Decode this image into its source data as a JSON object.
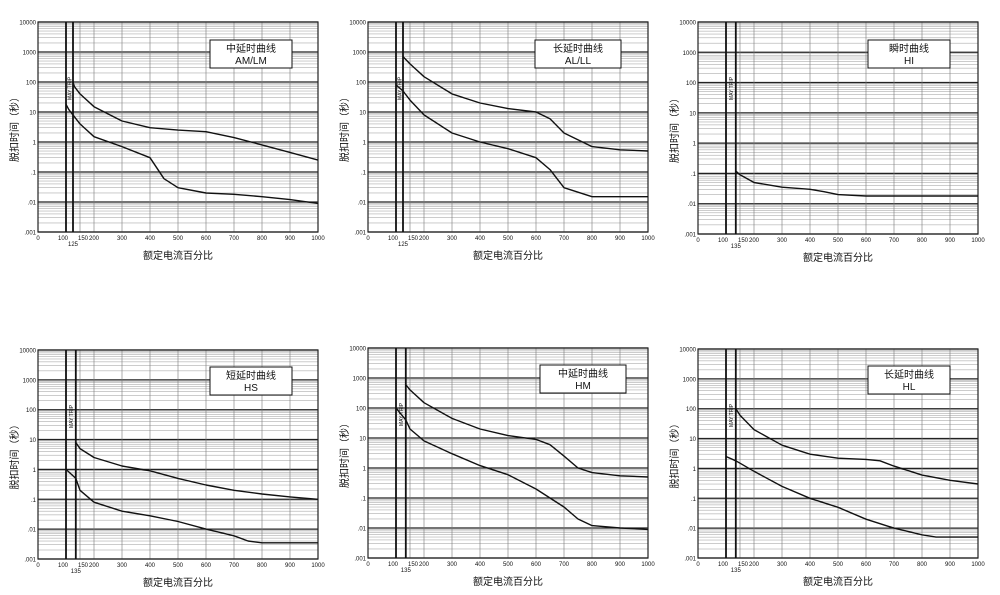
{
  "chart_data": [
    {
      "type": "line",
      "title": "中延时曲线",
      "subtitle": "AM/LM",
      "xlabel": "额定电流百分比",
      "ylabel": "脱扣时间（秒）",
      "xlim": [
        0,
        1000
      ],
      "y_scale": "log",
      "ylim": [
        0.001,
        10000
      ],
      "x_ticks": [
        "0",
        "100",
        "150",
        "200",
        "300",
        "400",
        "500",
        "600",
        "700",
        "800",
        "900",
        "1000"
      ],
      "x_extra_tick": "125",
      "y_ticks": [
        "10000",
        "1000",
        "100",
        "10",
        "1",
        ".1",
        ".01",
        ".001"
      ],
      "may_trip_label": "MAY TRIP",
      "vlines": [
        100,
        125
      ],
      "series": [
        {
          "x": [
            125,
            130,
            150,
            200,
            300,
            400,
            500,
            600,
            700,
            800,
            900,
            1000
          ],
          "y": [
            100,
            70,
            40,
            15,
            5,
            3,
            2.5,
            2.2,
            1.4,
            0.8,
            0.45,
            0.25
          ]
        },
        {
          "x": [
            100,
            110,
            125,
            150,
            200,
            300,
            400,
            450,
            500,
            600,
            700,
            800,
            900,
            1000
          ],
          "y": [
            18,
            12,
            8,
            4,
            1.5,
            0.7,
            0.3,
            0.06,
            0.03,
            0.02,
            0.018,
            0.015,
            0.012,
            0.009
          ]
        }
      ]
    },
    {
      "type": "line",
      "title": "长延时曲线",
      "subtitle": "AL/LL",
      "xlabel": "额定电流百分比",
      "ylabel": "脱扣时间（秒）",
      "xlim": [
        0,
        1000
      ],
      "y_scale": "log",
      "ylim": [
        0.001,
        10000
      ],
      "x_ticks": [
        "0",
        "100",
        "150",
        "200",
        "300",
        "400",
        "500",
        "600",
        "700",
        "800",
        "900",
        "1000"
      ],
      "x_extra_tick": "125",
      "y_ticks": [
        "10000",
        "1000",
        "100",
        "10",
        "1",
        ".1",
        ".01",
        ".001"
      ],
      "may_trip_label": "MAY TRIP",
      "vlines": [
        100,
        125
      ],
      "series": [
        {
          "x": [
            125,
            150,
            200,
            300,
            400,
            500,
            600,
            650,
            700,
            800,
            900,
            1000
          ],
          "y": [
            700,
            400,
            150,
            40,
            20,
            13,
            10,
            6,
            2,
            0.7,
            0.55,
            0.5
          ]
        },
        {
          "x": [
            100,
            125,
            150,
            200,
            300,
            400,
            500,
            600,
            650,
            700,
            800,
            900,
            1000
          ],
          "y": [
            80,
            50,
            25,
            8,
            2,
            1,
            0.6,
            0.3,
            0.12,
            0.03,
            0.015,
            0.015,
            0.015
          ]
        }
      ]
    },
    {
      "type": "line",
      "title": "瞬时曲线",
      "subtitle": "HI",
      "xlabel": "额定电流百分比",
      "ylabel": "脱扣时间（秒）",
      "xlim": [
        0,
        1000
      ],
      "y_scale": "log",
      "ylim": [
        0.001,
        10000
      ],
      "x_ticks": [
        "0",
        "100",
        "150",
        "200",
        "300",
        "400",
        "500",
        "600",
        "700",
        "800",
        "900",
        "1000"
      ],
      "x_extra_tick": "135",
      "y_ticks": [
        "10000",
        "1000",
        "100",
        "10",
        "1",
        ".1",
        ".01",
        ".001"
      ],
      "may_trip_label": "MAY TRIP",
      "vlines": [
        100,
        135
      ],
      "series": [
        {
          "x": [
            135,
            150,
            200,
            300,
            400,
            450,
            500,
            600,
            700,
            800,
            900,
            1000
          ],
          "y": [
            0.12,
            0.09,
            0.05,
            0.035,
            0.03,
            0.025,
            0.02,
            0.018,
            0.018,
            0.018,
            0.018,
            0.018
          ]
        }
      ]
    },
    {
      "type": "line",
      "title": "短延时曲线",
      "subtitle": "HS",
      "xlabel": "额定电流百分比",
      "ylabel": "脱扣时间（秒）",
      "xlim": [
        0,
        1000
      ],
      "y_scale": "log",
      "ylim": [
        0.001,
        10000
      ],
      "x_ticks": [
        "0",
        "100",
        "150",
        "200",
        "300",
        "400",
        "500",
        "600",
        "700",
        "800",
        "900",
        "1000"
      ],
      "x_extra_tick": "135",
      "y_ticks": [
        "10000",
        "1000",
        "100",
        "10",
        "1",
        ".1",
        ".01",
        ".001"
      ],
      "may_trip_label": "MAY TRIP",
      "vlines": [
        100,
        135
      ],
      "series": [
        {
          "x": [
            135,
            150,
            200,
            300,
            400,
            500,
            600,
            700,
            800,
            900,
            1000
          ],
          "y": [
            8,
            5,
            2.5,
            1.3,
            0.9,
            0.5,
            0.3,
            0.2,
            0.15,
            0.12,
            0.1
          ]
        },
        {
          "x": [
            100,
            135,
            150,
            200,
            300,
            400,
            500,
            600,
            700,
            750,
            800,
            900,
            1000
          ],
          "y": [
            1,
            0.5,
            0.2,
            0.08,
            0.04,
            0.028,
            0.018,
            0.01,
            0.006,
            0.004,
            0.0035,
            0.0035,
            0.0035
          ]
        }
      ]
    },
    {
      "type": "line",
      "title": "中延时曲线",
      "subtitle": "HM",
      "xlabel": "额定电流百分比",
      "ylabel": "脱扣时间（秒）",
      "xlim": [
        0,
        1000
      ],
      "y_scale": "log",
      "ylim": [
        0.001,
        10000
      ],
      "x_ticks": [
        "0",
        "100",
        "150",
        "200",
        "300",
        "400",
        "500",
        "600",
        "700",
        "800",
        "900",
        "1000"
      ],
      "x_extra_tick": "135",
      "y_ticks": [
        "10000",
        "1000",
        "100",
        "10",
        "1",
        ".1",
        ".01",
        ".001"
      ],
      "may_trip_label": "MAY TRIP",
      "vlines": [
        100,
        135
      ],
      "series": [
        {
          "x": [
            135,
            150,
            200,
            300,
            400,
            500,
            600,
            650,
            700,
            750,
            800,
            900,
            1000
          ],
          "y": [
            600,
            400,
            150,
            45,
            20,
            12,
            9,
            6,
            2.5,
            1,
            0.7,
            0.55,
            0.5
          ]
        },
        {
          "x": [
            100,
            135,
            150,
            200,
            300,
            400,
            500,
            600,
            700,
            750,
            800,
            900,
            1000
          ],
          "y": [
            100,
            40,
            20,
            8,
            3,
            1.2,
            0.6,
            0.2,
            0.05,
            0.02,
            0.012,
            0.01,
            0.009
          ]
        }
      ]
    },
    {
      "type": "line",
      "title": "长延时曲线",
      "subtitle": "HL",
      "xlabel": "额定电流百分比",
      "ylabel": "脱扣时间（秒）",
      "xlim": [
        0,
        1000
      ],
      "y_scale": "log",
      "ylim": [
        0.001,
        10000
      ],
      "x_ticks": [
        "0",
        "100",
        "150",
        "200",
        "300",
        "400",
        "500",
        "600",
        "700",
        "800",
        "900",
        "1000"
      ],
      "x_extra_tick": "135",
      "y_ticks": [
        "10000",
        "1000",
        "100",
        "10",
        "1",
        ".1",
        ".01",
        ".001"
      ],
      "may_trip_label": "MAY TRIP",
      "vlines": [
        100,
        135
      ],
      "series": [
        {
          "x": [
            135,
            150,
            200,
            300,
            400,
            500,
            600,
            650,
            700,
            800,
            900,
            1000
          ],
          "y": [
            100,
            60,
            20,
            6,
            3,
            2.2,
            2,
            1.8,
            1.2,
            0.6,
            0.4,
            0.3
          ]
        },
        {
          "x": [
            100,
            135,
            150,
            200,
            300,
            400,
            500,
            600,
            700,
            800,
            850,
            900,
            1000
          ],
          "y": [
            2.5,
            1.8,
            1.5,
            0.8,
            0.25,
            0.1,
            0.05,
            0.02,
            0.01,
            0.006,
            0.005,
            0.005,
            0.005
          ]
        }
      ]
    }
  ]
}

------------------------------------

Given request. Pick out the lines containing the word "subtitle" and show them.

Reply to the task.
      "subtitle": "AM/LM",
      "subtitle": "AL/LL",
      "subtitle": "HI",
      "subtitle": "HS",
      "subtitle": "HM",
      "subtitle": "HL",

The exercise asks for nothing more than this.